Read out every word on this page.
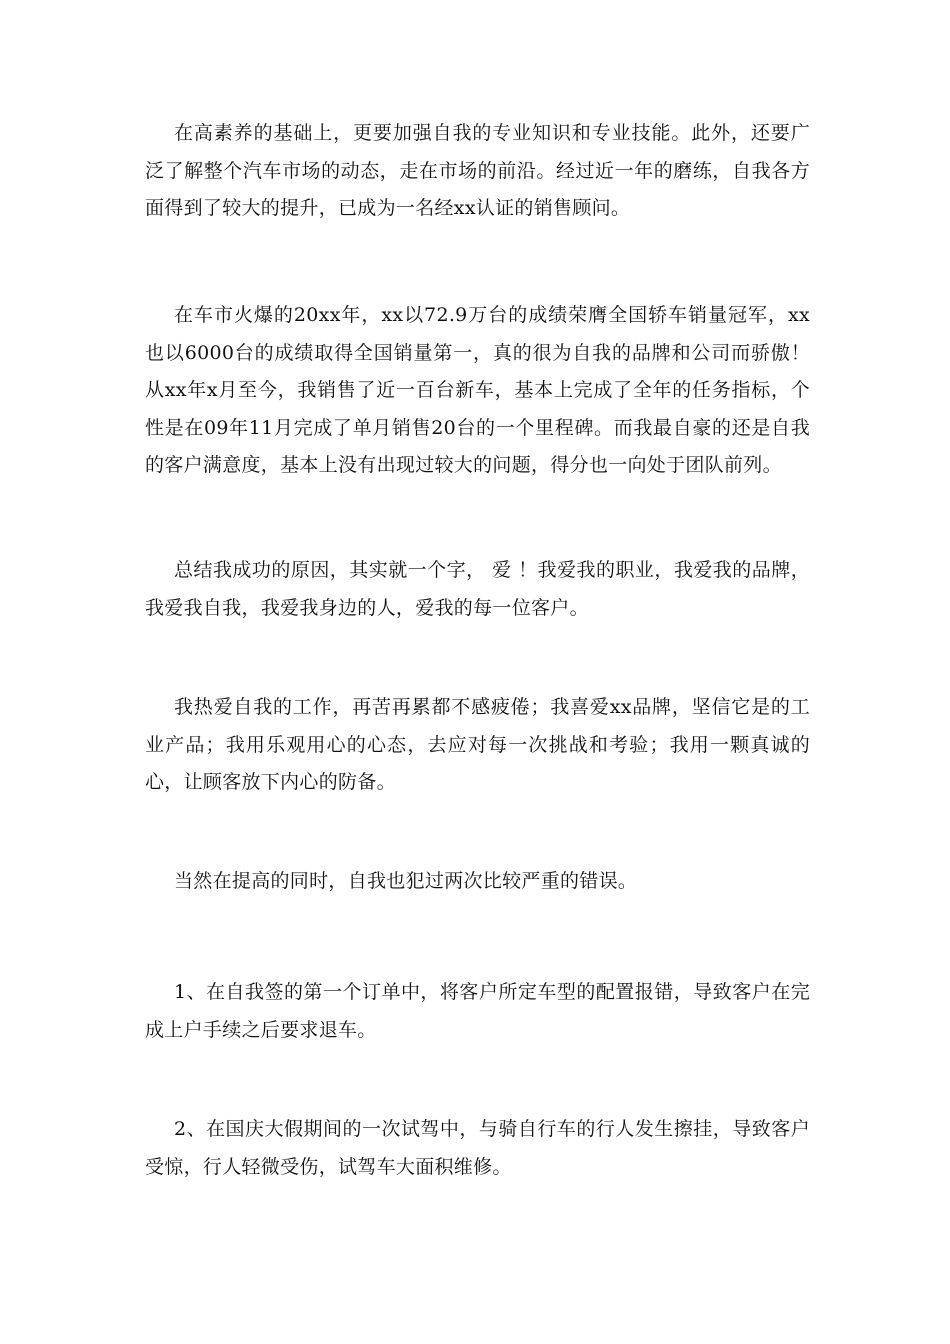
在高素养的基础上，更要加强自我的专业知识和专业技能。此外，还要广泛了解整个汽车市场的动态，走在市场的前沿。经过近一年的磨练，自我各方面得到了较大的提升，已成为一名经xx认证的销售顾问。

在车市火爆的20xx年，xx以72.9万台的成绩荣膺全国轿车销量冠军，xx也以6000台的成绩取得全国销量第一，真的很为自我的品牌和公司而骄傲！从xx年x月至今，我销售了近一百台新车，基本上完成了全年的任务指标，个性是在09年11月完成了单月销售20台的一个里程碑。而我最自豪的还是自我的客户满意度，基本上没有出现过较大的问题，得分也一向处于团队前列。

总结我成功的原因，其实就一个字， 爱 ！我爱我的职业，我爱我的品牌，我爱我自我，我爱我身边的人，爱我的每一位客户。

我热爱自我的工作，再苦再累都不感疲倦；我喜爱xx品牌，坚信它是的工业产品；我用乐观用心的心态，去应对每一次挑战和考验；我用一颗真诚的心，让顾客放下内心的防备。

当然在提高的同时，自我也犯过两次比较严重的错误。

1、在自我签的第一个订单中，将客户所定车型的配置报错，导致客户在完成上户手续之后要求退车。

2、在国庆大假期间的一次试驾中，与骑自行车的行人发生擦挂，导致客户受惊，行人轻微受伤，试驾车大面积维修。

- - -

■ **Task objective**: Reproduce all the entries that precede this task, word for word, minus any pictures.

■ **Correct answer**:
Read out every word on this page.
在高素养的基础上，更要加强自我的专业知识和专业技能。此外，还要广泛了解整个汽车市场的动态，走在市场的前沿。经过近一年的磨练，自我各方面得到了较大的提升，已成为一名经xx认证的销售顾问。

在车市火爆的20xx年，xx以72.9万台的成绩荣膺全国轿车销量冠军，xx也以6000台的成绩取得全国销量第一，真的很为自我的品牌和公司而骄傲！从xx年x月至今，我销售了近一百台新车，基本上完成了全年的任务指标，个性是在09年11月完成了单月销售20台的一个里程碑。而我最自豪的还是自我的客户满意度，基本上没有出现过较大的问题，得分也一向处于团队前列。

总结我成功的原因，其实就一个字， 爱 ！我爱我的职业，我爱我的品牌，我爱我自我，我爱我身边的人，爱我的每一位客户。

我热爱自我的工作，再苦再累都不感疲倦；我喜爱xx品牌，坚信它是的工业产品；我用乐观用心的心态，去应对每一次挑战和考验；我用一颗真诚的心，让顾客放下内心的防备。

当然在提高的同时，自我也犯过两次比较严重的错误。

1、在自我签的第一个订单中，将客户所定车型的配置报错，导致客户在完成上户手续之后要求退车。

2、在国庆大假期间的一次试驾中，与骑自行车的行人发生擦挂，导致客户受惊，行人轻微受伤，试驾车大面积维修。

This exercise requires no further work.